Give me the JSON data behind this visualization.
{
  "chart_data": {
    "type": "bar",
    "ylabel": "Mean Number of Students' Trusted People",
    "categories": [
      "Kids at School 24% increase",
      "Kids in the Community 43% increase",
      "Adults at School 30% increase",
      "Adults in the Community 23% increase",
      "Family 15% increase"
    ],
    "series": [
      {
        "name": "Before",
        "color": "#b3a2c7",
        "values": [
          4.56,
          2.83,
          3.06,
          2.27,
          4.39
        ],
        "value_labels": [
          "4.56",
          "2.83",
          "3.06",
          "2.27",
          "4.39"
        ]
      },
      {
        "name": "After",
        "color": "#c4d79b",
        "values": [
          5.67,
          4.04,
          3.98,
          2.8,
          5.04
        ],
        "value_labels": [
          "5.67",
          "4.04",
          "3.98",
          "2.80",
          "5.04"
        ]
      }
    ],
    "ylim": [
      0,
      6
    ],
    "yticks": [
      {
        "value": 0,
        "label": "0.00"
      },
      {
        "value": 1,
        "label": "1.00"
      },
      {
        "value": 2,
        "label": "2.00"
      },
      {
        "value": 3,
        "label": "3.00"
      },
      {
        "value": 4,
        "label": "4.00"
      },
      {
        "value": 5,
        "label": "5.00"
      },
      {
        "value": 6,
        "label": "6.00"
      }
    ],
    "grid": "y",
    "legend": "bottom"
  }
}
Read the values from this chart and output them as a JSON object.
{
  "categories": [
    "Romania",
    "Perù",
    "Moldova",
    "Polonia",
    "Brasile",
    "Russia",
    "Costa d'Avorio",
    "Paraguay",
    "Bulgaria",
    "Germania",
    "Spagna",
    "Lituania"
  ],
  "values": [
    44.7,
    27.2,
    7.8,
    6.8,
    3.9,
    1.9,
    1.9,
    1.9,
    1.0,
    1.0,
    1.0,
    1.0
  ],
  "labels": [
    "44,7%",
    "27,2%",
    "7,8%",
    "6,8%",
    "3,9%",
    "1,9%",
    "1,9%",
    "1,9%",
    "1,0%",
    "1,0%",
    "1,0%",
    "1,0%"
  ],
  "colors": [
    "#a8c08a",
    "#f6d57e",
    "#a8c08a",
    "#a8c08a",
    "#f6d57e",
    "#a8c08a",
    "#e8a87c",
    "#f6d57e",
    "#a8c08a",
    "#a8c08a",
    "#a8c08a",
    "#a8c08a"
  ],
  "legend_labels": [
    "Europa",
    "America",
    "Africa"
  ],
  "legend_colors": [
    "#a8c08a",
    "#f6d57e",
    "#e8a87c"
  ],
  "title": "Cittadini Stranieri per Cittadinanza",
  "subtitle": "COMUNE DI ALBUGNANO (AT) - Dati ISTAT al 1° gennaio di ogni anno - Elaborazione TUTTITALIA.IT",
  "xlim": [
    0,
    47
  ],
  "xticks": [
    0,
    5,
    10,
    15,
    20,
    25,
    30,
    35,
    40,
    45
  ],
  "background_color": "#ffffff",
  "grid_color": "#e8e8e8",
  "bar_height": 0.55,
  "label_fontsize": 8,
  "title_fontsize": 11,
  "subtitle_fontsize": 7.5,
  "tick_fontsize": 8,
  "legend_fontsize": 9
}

# # # # #

Report how many lines contain "School". Give nothing but the number.

_TASK OUTPUT:_
2